_Required task:_ Select all lines in the records that include "新兴市场股指多数上涨".

(Rows from a figure dataset)
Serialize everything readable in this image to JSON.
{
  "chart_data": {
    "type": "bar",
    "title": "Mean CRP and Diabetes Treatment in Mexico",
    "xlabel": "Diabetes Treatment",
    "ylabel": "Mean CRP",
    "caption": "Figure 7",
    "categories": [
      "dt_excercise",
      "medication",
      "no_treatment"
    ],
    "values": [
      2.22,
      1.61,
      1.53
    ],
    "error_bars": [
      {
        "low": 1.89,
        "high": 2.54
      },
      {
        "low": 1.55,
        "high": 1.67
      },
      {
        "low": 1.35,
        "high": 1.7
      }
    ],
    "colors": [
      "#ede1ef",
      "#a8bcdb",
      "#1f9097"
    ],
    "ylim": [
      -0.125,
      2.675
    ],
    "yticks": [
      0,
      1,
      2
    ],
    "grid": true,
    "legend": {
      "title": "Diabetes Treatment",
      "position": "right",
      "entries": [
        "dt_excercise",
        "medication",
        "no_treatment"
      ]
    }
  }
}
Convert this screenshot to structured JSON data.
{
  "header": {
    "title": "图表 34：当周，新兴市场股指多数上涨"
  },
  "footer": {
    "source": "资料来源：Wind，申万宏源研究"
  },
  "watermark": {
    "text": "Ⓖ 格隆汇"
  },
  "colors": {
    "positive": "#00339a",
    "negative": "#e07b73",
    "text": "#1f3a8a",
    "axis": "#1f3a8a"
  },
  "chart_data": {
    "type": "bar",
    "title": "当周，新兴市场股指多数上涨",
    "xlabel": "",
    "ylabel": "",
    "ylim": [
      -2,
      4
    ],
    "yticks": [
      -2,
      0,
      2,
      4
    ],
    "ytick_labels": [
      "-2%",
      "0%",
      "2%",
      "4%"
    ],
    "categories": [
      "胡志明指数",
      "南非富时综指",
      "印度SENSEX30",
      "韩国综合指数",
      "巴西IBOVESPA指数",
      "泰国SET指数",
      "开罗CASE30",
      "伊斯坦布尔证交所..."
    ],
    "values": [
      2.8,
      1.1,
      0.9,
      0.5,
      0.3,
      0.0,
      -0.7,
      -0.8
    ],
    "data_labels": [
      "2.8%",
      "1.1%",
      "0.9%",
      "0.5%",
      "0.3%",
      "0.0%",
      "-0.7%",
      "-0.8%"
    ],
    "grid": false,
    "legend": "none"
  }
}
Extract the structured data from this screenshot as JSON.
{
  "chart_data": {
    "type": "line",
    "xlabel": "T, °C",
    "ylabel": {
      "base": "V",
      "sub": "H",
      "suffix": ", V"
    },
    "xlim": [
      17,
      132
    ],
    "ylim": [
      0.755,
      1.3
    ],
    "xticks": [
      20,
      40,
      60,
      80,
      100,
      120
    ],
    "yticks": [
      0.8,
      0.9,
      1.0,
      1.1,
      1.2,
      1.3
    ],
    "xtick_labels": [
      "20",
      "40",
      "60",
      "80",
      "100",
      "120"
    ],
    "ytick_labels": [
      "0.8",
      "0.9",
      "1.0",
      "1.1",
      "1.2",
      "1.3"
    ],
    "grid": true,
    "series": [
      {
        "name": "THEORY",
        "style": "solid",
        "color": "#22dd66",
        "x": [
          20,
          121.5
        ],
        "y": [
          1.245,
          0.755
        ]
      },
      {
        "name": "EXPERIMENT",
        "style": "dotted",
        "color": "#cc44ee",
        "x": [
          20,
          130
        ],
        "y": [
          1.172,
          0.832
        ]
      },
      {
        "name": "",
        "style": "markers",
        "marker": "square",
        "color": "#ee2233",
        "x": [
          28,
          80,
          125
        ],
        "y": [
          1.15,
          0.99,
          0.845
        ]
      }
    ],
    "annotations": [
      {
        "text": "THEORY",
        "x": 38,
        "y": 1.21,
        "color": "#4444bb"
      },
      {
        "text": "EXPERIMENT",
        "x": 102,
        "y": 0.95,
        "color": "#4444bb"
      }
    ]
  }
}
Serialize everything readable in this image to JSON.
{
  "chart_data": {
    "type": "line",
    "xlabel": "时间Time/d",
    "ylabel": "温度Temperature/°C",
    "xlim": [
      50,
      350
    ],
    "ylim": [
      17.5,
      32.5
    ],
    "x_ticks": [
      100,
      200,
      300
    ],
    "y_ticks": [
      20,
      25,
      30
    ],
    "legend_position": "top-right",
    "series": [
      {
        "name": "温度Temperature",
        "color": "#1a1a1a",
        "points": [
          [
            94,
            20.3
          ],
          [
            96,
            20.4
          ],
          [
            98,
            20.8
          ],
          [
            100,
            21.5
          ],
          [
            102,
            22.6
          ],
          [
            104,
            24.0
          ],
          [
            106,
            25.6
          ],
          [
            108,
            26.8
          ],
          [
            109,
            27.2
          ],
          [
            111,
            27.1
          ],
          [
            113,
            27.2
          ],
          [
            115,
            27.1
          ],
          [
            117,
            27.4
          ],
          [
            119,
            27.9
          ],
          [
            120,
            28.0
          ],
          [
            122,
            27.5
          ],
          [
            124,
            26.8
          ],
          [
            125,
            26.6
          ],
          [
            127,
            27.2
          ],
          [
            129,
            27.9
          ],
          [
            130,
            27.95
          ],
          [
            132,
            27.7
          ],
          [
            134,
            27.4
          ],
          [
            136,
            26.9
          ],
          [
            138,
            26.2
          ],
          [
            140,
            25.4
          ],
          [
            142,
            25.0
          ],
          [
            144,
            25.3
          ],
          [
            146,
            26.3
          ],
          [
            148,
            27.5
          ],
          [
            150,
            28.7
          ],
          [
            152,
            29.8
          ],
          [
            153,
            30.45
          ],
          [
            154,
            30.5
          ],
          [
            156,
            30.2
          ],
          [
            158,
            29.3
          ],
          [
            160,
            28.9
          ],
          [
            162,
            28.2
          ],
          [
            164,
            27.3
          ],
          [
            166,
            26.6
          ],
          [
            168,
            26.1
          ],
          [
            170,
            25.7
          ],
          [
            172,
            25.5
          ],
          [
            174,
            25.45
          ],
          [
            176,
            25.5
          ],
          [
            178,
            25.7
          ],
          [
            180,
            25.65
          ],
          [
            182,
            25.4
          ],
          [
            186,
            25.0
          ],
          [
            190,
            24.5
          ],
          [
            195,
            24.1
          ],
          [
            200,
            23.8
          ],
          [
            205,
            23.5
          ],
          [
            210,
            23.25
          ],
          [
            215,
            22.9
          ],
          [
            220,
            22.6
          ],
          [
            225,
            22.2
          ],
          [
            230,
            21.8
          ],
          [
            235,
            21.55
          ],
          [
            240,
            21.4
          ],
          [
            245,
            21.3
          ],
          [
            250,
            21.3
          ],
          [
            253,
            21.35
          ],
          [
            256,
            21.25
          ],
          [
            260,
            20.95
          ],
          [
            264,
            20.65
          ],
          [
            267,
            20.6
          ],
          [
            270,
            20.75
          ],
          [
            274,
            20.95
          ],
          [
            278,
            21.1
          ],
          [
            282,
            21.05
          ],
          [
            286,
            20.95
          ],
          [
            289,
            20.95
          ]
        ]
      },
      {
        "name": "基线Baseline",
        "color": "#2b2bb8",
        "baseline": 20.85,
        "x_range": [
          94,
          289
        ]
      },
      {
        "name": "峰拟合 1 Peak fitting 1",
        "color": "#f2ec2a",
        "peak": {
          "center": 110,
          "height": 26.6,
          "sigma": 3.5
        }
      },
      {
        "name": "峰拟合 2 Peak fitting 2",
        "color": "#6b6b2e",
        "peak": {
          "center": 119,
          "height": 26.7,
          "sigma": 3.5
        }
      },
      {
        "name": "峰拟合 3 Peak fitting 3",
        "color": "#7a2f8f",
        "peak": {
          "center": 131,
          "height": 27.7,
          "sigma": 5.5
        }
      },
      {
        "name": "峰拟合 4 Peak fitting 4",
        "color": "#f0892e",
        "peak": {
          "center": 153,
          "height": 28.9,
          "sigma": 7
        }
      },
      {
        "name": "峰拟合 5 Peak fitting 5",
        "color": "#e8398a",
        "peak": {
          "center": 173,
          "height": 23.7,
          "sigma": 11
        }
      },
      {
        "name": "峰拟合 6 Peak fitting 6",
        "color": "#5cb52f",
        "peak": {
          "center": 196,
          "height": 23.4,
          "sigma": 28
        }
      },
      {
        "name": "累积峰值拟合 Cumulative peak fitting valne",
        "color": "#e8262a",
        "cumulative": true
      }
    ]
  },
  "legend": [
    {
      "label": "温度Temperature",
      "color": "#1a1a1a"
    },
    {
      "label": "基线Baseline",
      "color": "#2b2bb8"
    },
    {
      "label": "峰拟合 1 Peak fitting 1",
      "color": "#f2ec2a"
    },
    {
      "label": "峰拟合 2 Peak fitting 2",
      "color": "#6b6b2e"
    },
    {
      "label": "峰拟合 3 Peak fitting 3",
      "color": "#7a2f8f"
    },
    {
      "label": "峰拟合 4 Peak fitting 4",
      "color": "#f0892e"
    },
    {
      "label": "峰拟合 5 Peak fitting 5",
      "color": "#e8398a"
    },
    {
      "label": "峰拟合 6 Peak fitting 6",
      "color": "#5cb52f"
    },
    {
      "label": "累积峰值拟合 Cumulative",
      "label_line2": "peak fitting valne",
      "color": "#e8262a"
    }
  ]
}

_Solution to this task:_
    "title": "图表 34：当周，新兴市场股指多数上涨"
    "title": "当周，新兴市场股指多数上涨",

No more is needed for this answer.